**DATA LINES**.

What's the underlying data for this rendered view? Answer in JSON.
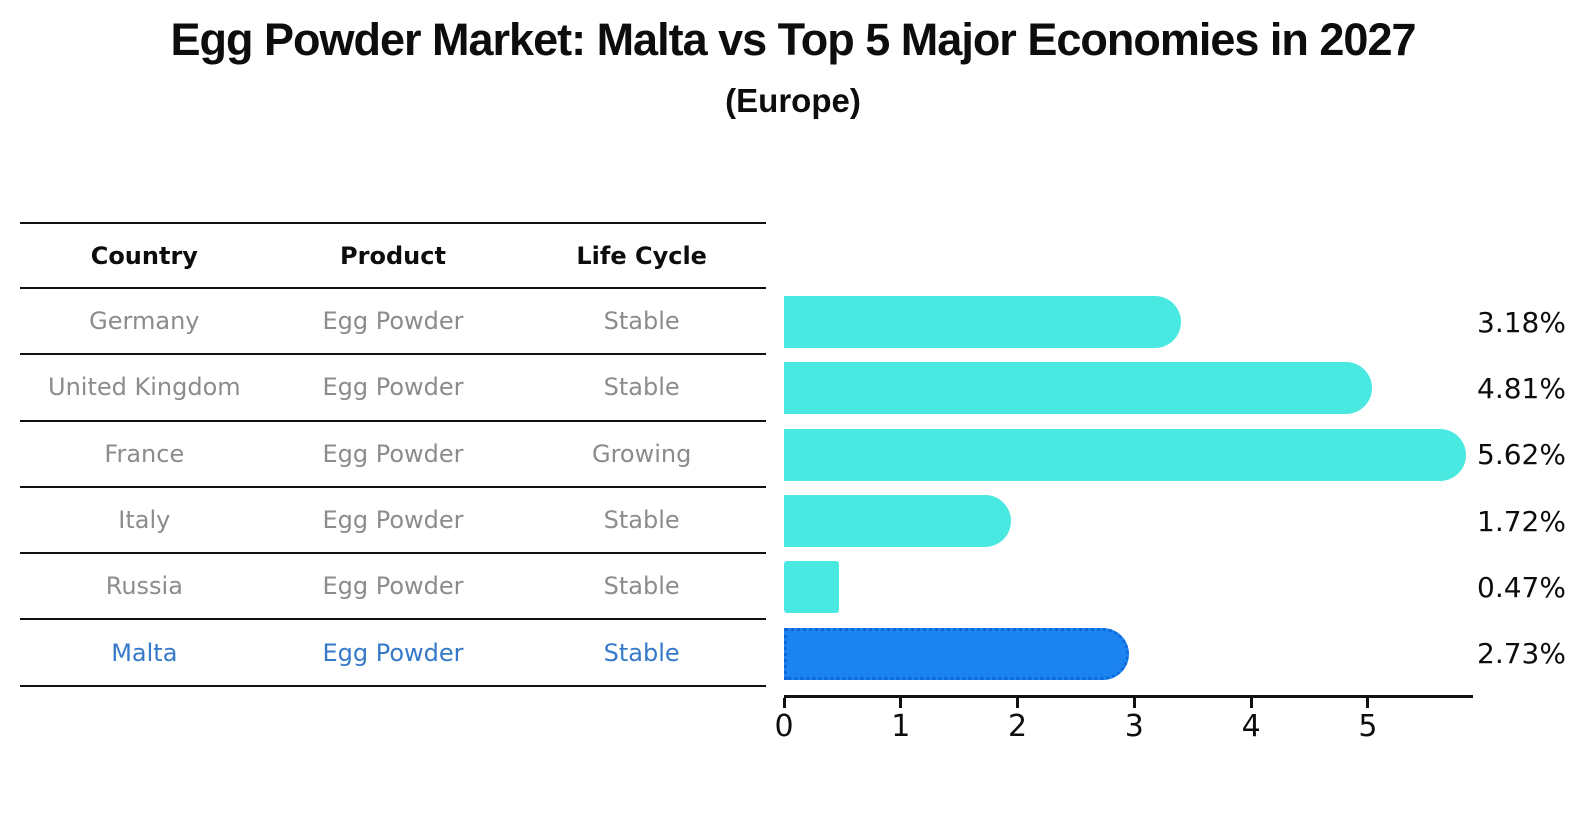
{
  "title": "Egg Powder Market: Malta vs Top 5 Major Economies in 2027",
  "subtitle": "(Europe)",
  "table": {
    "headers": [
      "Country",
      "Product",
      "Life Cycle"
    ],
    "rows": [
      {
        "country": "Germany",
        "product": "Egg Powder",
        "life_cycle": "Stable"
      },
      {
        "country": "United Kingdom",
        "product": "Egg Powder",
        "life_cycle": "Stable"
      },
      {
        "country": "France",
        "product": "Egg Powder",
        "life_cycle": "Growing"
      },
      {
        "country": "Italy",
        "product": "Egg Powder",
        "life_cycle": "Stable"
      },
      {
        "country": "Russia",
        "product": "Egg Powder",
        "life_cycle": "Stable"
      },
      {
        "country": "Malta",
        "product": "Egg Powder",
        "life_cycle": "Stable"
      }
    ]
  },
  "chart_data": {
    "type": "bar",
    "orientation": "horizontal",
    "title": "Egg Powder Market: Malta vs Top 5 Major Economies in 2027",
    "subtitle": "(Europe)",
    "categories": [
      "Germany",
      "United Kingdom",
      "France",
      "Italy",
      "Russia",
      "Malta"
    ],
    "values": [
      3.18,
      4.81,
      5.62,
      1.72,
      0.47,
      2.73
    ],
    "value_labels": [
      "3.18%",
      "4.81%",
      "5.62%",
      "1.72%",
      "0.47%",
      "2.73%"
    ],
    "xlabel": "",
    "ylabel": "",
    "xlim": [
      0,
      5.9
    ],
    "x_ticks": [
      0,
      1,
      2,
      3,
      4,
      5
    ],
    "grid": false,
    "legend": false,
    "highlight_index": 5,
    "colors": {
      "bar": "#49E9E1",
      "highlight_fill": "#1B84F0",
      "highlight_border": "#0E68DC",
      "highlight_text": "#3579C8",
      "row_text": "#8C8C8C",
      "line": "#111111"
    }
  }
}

**TO DO**. Retype the data above exactly; pictures are not part of the copy.

**WORKED SOLUTION**.
What's the underlying data for this rendered view? Answer in JSON.
{
  "title": "Egg Powder Market: Malta vs Top 5 Major Economies in 2027",
  "subtitle": "(Europe)",
  "table": {
    "headers": [
      "Country",
      "Product",
      "Life Cycle"
    ],
    "rows": [
      {
        "country": "Germany",
        "product": "Egg Powder",
        "life_cycle": "Stable"
      },
      {
        "country": "United Kingdom",
        "product": "Egg Powder",
        "life_cycle": "Stable"
      },
      {
        "country": "France",
        "product": "Egg Powder",
        "life_cycle": "Growing"
      },
      {
        "country": "Italy",
        "product": "Egg Powder",
        "life_cycle": "Stable"
      },
      {
        "country": "Russia",
        "product": "Egg Powder",
        "life_cycle": "Stable"
      },
      {
        "country": "Malta",
        "product": "Egg Powder",
        "life_cycle": "Stable"
      }
    ]
  },
  "chart_data": {
    "type": "bar",
    "orientation": "horizontal",
    "title": "Egg Powder Market: Malta vs Top 5 Major Economies in 2027",
    "subtitle": "(Europe)",
    "categories": [
      "Germany",
      "United Kingdom",
      "France",
      "Italy",
      "Russia",
      "Malta"
    ],
    "values": [
      3.18,
      4.81,
      5.62,
      1.72,
      0.47,
      2.73
    ],
    "value_labels": [
      "3.18%",
      "4.81%",
      "5.62%",
      "1.72%",
      "0.47%",
      "2.73%"
    ],
    "xlabel": "",
    "ylabel": "",
    "xlim": [
      0,
      5.9
    ],
    "x_ticks": [
      0,
      1,
      2,
      3,
      4,
      5
    ],
    "grid": false,
    "legend": false,
    "highlight_index": 5,
    "colors": {
      "bar": "#49E9E1",
      "highlight_fill": "#1B84F0",
      "highlight_border": "#0E68DC",
      "highlight_text": "#3579C8",
      "row_text": "#8C8C8C",
      "line": "#111111"
    }
  }
}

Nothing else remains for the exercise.